*Problem description:*
The records that follow must be reproduced in full, exactly as written.

*Provided entries:*

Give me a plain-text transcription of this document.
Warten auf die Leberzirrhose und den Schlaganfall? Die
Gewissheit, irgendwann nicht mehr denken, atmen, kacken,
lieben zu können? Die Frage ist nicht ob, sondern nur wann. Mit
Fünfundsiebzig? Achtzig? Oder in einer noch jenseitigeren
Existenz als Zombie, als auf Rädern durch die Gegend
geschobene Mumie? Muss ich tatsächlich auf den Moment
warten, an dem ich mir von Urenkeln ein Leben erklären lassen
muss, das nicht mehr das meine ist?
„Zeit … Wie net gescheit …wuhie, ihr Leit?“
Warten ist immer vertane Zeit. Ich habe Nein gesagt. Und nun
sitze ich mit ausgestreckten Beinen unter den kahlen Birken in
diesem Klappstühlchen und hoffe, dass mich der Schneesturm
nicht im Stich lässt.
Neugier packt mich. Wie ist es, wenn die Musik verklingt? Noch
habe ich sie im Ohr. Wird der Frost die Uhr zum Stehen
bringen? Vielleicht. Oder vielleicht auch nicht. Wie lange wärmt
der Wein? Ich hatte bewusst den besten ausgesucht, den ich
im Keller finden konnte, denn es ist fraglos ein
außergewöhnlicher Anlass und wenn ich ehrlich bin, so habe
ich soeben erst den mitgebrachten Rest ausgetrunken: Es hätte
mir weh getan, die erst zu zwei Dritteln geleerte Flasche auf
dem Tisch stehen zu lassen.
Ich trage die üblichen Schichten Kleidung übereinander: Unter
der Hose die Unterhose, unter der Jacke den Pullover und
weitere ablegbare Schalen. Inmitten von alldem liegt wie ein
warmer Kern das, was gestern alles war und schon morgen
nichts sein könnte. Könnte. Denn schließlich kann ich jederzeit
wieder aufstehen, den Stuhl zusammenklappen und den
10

*Solution to the problem:*
Give me a plain-text transcription of this document.
Warten auf die Leberzirrhose und den Schlaganfall? Die
Gewissheit, irgendwann nicht mehr denken, atmen, kacken,
lieben zu können? Die Frage ist nicht ob, sondern nur wann. Mit
Fünfundsiebzig? Achtzig? Oder in einer noch jenseitigeren
Existenz als Zombie, als auf Rädern durch die Gegend
geschobene Mumie? Muss ich tatsächlich auf den Moment
warten, an dem ich mir von Urenkeln ein Leben erklären lassen
muss, das nicht mehr das meine ist?
„Zeit … Wie net gescheit …wuhie, ihr Leit?“
Warten ist immer vertane Zeit. Ich habe Nein gesagt. Und nun
sitze ich mit ausgestreckten Beinen unter den kahlen Birken in
diesem Klappstühlchen und hoffe, dass mich der Schneesturm
nicht im Stich lässt.
Neugier packt mich. Wie ist es, wenn die Musik verklingt? Noch
habe ich sie im Ohr. Wird der Frost die Uhr zum Stehen
bringen? Vielleicht. Oder vielleicht auch nicht. Wie lange wärmt
der Wein? Ich hatte bewusst den besten ausgesucht, den ich
im Keller finden konnte, denn es ist fraglos ein
außergewöhnlicher Anlass und wenn ich ehrlich bin, so habe
ich soeben erst den mitgebrachten Rest ausgetrunken: Es hätte
mir weh getan, die erst zu zwei Dritteln geleerte Flasche auf
dem Tisch stehen zu lassen.
Ich trage die üblichen Schichten Kleidung übereinander: Unter
der Hose die Unterhose, unter der Jacke den Pullover und
weitere ablegbare Schalen. Inmitten von alldem liegt wie ein
warmer Kern das, was gestern alles war und schon morgen
nichts sein könnte. Könnte. Denn schließlich kann ich jederzeit
wieder aufstehen, den Stuhl zusammenklappen und den
10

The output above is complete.